■ **AIM**
Extract the listing in its entirety, keeping each line identical to the original.

╭─ RAW RECORDS

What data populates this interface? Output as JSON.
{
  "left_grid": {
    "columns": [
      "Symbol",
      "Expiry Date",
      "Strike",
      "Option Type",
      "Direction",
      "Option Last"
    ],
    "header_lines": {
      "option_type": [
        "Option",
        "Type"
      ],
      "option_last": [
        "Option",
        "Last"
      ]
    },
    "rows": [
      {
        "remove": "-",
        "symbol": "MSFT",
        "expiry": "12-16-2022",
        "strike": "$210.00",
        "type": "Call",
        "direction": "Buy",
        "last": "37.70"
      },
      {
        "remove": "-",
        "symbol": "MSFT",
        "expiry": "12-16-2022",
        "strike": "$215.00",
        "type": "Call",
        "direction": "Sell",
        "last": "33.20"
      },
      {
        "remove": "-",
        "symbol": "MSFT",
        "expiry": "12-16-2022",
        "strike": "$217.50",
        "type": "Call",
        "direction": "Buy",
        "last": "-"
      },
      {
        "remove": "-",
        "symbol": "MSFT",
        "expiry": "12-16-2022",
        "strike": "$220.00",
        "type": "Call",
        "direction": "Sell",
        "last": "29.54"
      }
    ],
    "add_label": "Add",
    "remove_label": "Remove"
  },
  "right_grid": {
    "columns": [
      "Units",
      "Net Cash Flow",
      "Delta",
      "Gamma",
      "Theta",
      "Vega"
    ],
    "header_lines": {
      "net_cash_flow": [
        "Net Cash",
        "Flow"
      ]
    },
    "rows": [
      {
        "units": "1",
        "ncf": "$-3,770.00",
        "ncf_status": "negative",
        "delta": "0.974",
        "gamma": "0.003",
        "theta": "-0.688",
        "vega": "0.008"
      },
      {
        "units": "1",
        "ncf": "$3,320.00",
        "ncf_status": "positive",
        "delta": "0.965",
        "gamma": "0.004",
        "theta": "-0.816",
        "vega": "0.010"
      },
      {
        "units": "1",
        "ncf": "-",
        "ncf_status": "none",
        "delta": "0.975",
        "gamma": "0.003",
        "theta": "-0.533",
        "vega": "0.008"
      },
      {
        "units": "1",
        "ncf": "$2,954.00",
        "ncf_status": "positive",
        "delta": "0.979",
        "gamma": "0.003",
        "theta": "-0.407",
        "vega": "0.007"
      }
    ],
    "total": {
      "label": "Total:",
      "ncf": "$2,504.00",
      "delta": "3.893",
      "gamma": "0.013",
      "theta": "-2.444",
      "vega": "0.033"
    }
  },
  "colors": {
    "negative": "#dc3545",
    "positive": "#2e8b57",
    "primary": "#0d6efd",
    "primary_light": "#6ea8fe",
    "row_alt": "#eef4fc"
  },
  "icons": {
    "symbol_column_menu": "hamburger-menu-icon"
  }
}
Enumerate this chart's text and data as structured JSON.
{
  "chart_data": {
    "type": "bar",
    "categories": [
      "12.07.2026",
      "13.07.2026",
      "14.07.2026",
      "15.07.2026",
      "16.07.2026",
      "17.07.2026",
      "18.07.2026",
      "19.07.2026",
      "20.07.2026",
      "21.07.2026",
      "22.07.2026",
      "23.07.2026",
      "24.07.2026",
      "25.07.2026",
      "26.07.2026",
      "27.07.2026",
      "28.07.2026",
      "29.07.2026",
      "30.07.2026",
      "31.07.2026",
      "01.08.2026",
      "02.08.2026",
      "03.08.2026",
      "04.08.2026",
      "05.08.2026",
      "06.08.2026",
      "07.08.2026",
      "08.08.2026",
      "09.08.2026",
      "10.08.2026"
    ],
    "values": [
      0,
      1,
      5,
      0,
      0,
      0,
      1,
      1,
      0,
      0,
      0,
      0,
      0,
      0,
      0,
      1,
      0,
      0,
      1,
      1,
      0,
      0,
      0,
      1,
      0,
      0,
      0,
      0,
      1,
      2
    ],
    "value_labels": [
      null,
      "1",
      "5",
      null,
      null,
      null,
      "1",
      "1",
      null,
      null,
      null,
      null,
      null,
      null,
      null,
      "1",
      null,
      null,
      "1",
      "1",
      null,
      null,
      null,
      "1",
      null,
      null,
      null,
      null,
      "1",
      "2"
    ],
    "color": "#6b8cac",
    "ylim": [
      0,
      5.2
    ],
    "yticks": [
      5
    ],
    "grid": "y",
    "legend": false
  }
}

╰─

■ **RESULT**
What data populates this interface? Output as JSON.
{
  "left_grid": {
    "columns": [
      "Symbol",
      "Expiry Date",
      "Strike",
      "Option Type",
      "Direction",
      "Option Last"
    ],
    "header_lines": {
      "option_type": [
        "Option",
        "Type"
      ],
      "option_last": [
        "Option",
        "Last"
      ]
    },
    "rows": [
      {
        "remove": "-",
        "symbol": "MSFT",
        "expiry": "12-16-2022",
        "strike": "$210.00",
        "type": "Call",
        "direction": "Buy",
        "last": "37.70"
      },
      {
        "remove": "-",
        "symbol": "MSFT",
        "expiry": "12-16-2022",
        "strike": "$215.00",
        "type": "Call",
        "direction": "Sell",
        "last": "33.20"
      },
      {
        "remove": "-",
        "symbol": "MSFT",
        "expiry": "12-16-2022",
        "strike": "$217.50",
        "type": "Call",
        "direction": "Buy",
        "last": "-"
      },
      {
        "remove": "-",
        "symbol": "MSFT",
        "expiry": "12-16-2022",
        "strike": "$220.00",
        "type": "Call",
        "direction": "Sell",
        "last": "29.54"
      }
    ],
    "add_label": "Add",
    "remove_label": "Remove"
  },
  "right_grid": {
    "columns": [
      "Units",
      "Net Cash Flow",
      "Delta",
      "Gamma",
      "Theta",
      "Vega"
    ],
    "header_lines": {
      "net_cash_flow": [
        "Net Cash",
        "Flow"
      ]
    },
    "rows": [
      {
        "units": "1",
        "ncf": "$-3,770.00",
        "ncf_status": "negative",
        "delta": "0.974",
        "gamma": "0.003",
        "theta": "-0.688",
        "vega": "0.008"
      },
      {
        "units": "1",
        "ncf": "$3,320.00",
        "ncf_status": "positive",
        "delta": "0.965",
        "gamma": "0.004",
        "theta": "-0.816",
        "vega": "0.010"
      },
      {
        "units": "1",
        "ncf": "-",
        "ncf_status": "none",
        "delta": "0.975",
        "gamma": "0.003",
        "theta": "-0.533",
        "vega": "0.008"
      },
      {
        "units": "1",
        "ncf": "$2,954.00",
        "ncf_status": "positive",
        "delta": "0.979",
        "gamma": "0.003",
        "theta": "-0.407",
        "vega": "0.007"
      }
    ],
    "total": {
      "label": "Total:",
      "ncf": "$2,504.00",
      "delta": "3.893",
      "gamma": "0.013",
      "theta": "-2.444",
      "vega": "0.033"
    }
  },
  "colors": {
    "negative": "#dc3545",
    "positive": "#2e8b57",
    "primary": "#0d6efd",
    "primary_light": "#6ea8fe",
    "row_alt": "#eef4fc"
  },
  "icons": {
    "symbol_column_menu": "hamburger-menu-icon"
  }
}
Enumerate this chart's text and data as structured JSON.
{
  "chart_data": {
    "type": "bar",
    "categories": [
      "12.07.2026",
      "13.07.2026",
      "14.07.2026",
      "15.07.2026",
      "16.07.2026",
      "17.07.2026",
      "18.07.2026",
      "19.07.2026",
      "20.07.2026",
      "21.07.2026",
      "22.07.2026",
      "23.07.2026",
      "24.07.2026",
      "25.07.2026",
      "26.07.2026",
      "27.07.2026",
      "28.07.2026",
      "29.07.2026",
      "30.07.2026",
      "31.07.2026",
      "01.08.2026",
      "02.08.2026",
      "03.08.2026",
      "04.08.2026",
      "05.08.2026",
      "06.08.2026",
      "07.08.2026",
      "08.08.2026",
      "09.08.2026",
      "10.08.2026"
    ],
    "values": [
      0,
      1,
      5,
      0,
      0,
      0,
      1,
      1,
      0,
      0,
      0,
      0,
      0,
      0,
      0,
      1,
      0,
      0,
      1,
      1,
      0,
      0,
      0,
      1,
      0,
      0,
      0,
      0,
      1,
      2
    ],
    "value_labels": [
      null,
      "1",
      "5",
      null,
      null,
      null,
      "1",
      "1",
      null,
      null,
      null,
      null,
      null,
      null,
      null,
      "1",
      null,
      null,
      "1",
      "1",
      null,
      null,
      null,
      "1",
      null,
      null,
      null,
      null,
      "1",
      "2"
    ],
    "color": "#6b8cac",
    "ylim": [
      0,
      5.2
    ],
    "yticks": [
      5
    ],
    "grid": "y",
    "legend": false
  }
}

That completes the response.